Erst als die Sonne auf meinen Kopf brennt, als wäre es Juli, stehe ich auf und gehe zurück in den Ort.

Meer Juist Strand Strankorb

Waffeln und Nostalgie

Im Lütjes Teehuus esse ich eine Waffel mit Kirschen, Eis und Sahne und trinke dazu einen Milchkaffee. Hier ist es gemütlich und lecker. Und gleichzeitig sehr voll. Der Ruf eilt dem Ort voraus. Die meisten der Gäste sehen aus, als würden sie seit ihrer Kindheit herkommen und Waffeln verputzen. Inzwischen gibt es für diese Leute dazu den Kaffee mit Baileys.

Juist Teehaus Ostfriesentee

Yoga auf Juist

Meinen Plan ein paar ruhige Tage auf Juist zu verbringen, möchte ich gerne mit einer Yoga-Stunde krönen. An der Tür zum Yoga-Raum-Juist steht ganz entspannt: Einfach 10 Minuten vor Beginn der Stunde vorbeikommen – und mitmachen. Das gefällt mir und meiner Spontanität in diesen Tagen auf der Insel.

Kurz vor 17 Uhr gehe ich hinein und nehme an einer Stunde mit Dorothee teil. Insgesamt sind wir drei Teilnehmer. 90 Minuten lang dehnen wir uns, kommen zur Ruhe und sind ganz bei uns. Der Tag könnte schöner nicht enden, denke ich, als ich mit Ruhe im Herzen das Studio verlasse und mich des Lebens freue. Darum geht es hier: Entschleunigung. Zeit mit mir. Und sonst nichts. Jedenfalls für mich. Wie schön, denke ich, dass ich schon im Frühling zurückkomme, um hier Yoga und Pilates zu machen.

Gesammelte Daten –
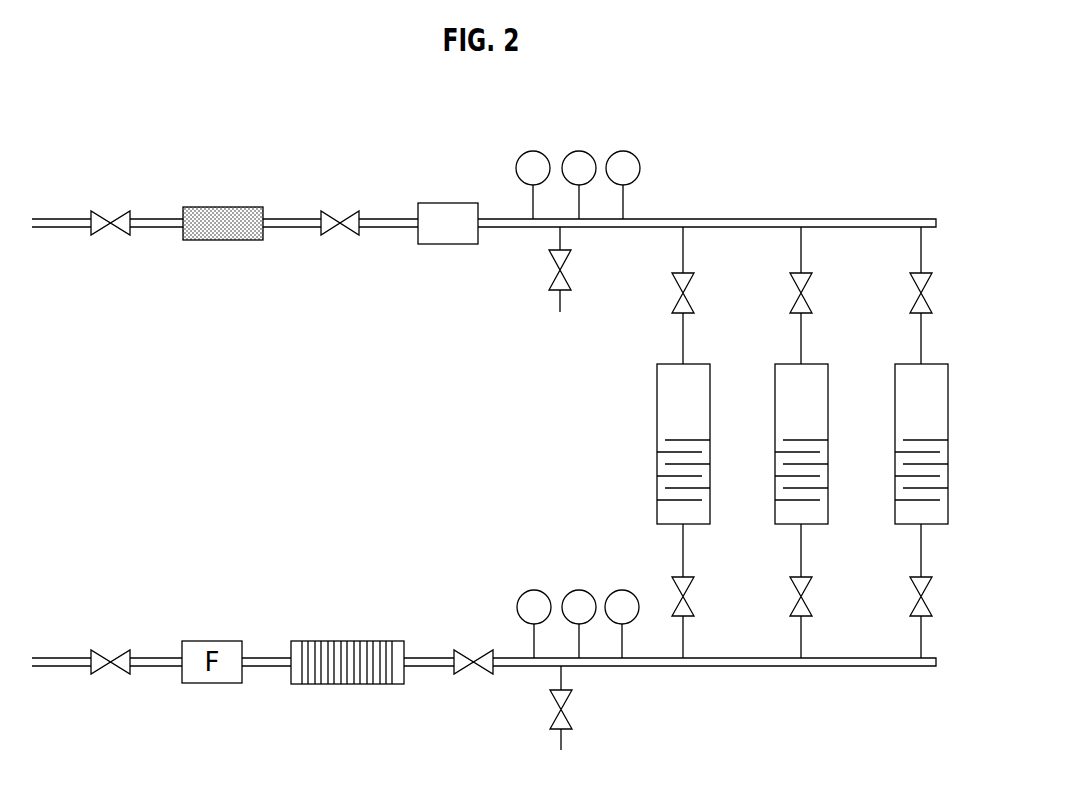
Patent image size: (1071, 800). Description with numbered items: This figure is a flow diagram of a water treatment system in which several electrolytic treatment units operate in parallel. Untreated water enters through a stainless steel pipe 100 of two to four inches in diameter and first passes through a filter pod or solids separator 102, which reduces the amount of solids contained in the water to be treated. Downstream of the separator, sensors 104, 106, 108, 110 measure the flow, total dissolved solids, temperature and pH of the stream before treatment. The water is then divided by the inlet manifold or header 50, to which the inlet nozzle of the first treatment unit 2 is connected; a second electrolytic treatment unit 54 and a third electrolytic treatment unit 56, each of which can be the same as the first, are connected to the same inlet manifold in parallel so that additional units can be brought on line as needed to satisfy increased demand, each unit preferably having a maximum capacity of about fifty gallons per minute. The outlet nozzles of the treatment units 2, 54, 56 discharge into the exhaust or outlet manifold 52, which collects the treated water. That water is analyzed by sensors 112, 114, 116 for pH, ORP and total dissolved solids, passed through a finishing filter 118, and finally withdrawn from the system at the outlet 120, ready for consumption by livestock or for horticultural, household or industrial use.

Aufgabenstellung –
**a)** Schreiben Sie aus dem Lesetext den Abschnitt zwischen „Im Lütjes Teehuus“ und „Kaffee mit Baileys.“ wortgetreu ab, beide Stellen eingeschlossen.
**b)** Wie viele Teilnehmer hat die Yoga-Stunde im Lesetext insgesamt?
**c)** Führen Sie den Lesetext über die ruhigen Tage auf Juist im Anschluss an seinen letzten Satz fort.

Lösungsübersicht –
**a)**
Im Lütjes Teehuus esse ich eine Waffel mit Kirschen, Eis und Sahne und trinke dazu einen Milchkaffee. Hier ist es gemütlich und lecker. Und gleichzeitig sehr voll. Der Ruf eilt dem Ort voraus. Die meisten der Gäste sehen aus, als würden sie seit ihrer Kindheit herkommen und Waffeln verputzen. Inzwischen gibt es für diese Leute dazu den Kaffee mit Baileys.

**b)** Insgesamt sind es drei Teilnehmer.

**c)**
Wanderung zur Domäne Bill

Das wunderschöne sonnige Wetter bleibt mir erhalten. Und ich fühle mich verpflichtet, noch ein wenig mehr der Insel kennenzulernen. Ein Tipp, den ich von mehreren Seiten bekommen habe, war ein Besuch in der Domäne Bill. Dahin sind es vom Dorf aus allerdings einige Kilometer. Das bedeutet: Wandern. Und – es ist kein Geheimnis: Wandern ist nicht mein Ding. Aber die Neugierde siegt, ich ziehe meine alten Turnschuhe an und laufe los: An der Landseite entlang, immer weiter bis Loog. Und danach an der rechten Seite des Hammersees entlang.

Ab hier tun mir die Füße weh und ich verfluche meine Neugierde. Rechts und links Büsche und Gestrüpp. Und ein Weg, der nicht enden will. Und ich fühle mich für einen kurzen Moment einsam. Alle Bänke, an denen ich vorbeikomme, sind von Pärchen belegt. Also weiterlaufen. You can do it. Als ich schon gar nicht mehr damit rechne, erblicke ich ein Haus – davor viele Fahrräder und ein Pferdetaxi.

 Domäne Bill! Es gibt dich wirklich!

Ich setze mich dankbar ins Restaurant und verputze den Klassiker, den hier alle bestellen: Den hausgemachten Stuten mit Marmelade und ganz viel Butter. Und er schmeckt wirklich vorzüglich! Dabei mag ich eigentlich gar keinen Stuten. Keine Ahnung, ob das an meiner Müdigkeit liegt oder an diesem Rezept. Es ist, als hätte ich nie was besseres gegessen.

Strand Juist Sonnenuntrgang Oktober

Nach einer Stunde mache ich mich auf den Rückweg. Diesmal geht es am Strand entlang. Und es ist wie immer: Kaum sehe ich das Meer, ist die Müdigkeit wie vergessen. Und ich genieße jede Sekunde der Wanderung. Der Strand auf Juist wirkt unendlich. Ich habe viel Platz für mich alleine. Nur von weitem sehe ich hier und da einen Menschen. Welch ein Luxus!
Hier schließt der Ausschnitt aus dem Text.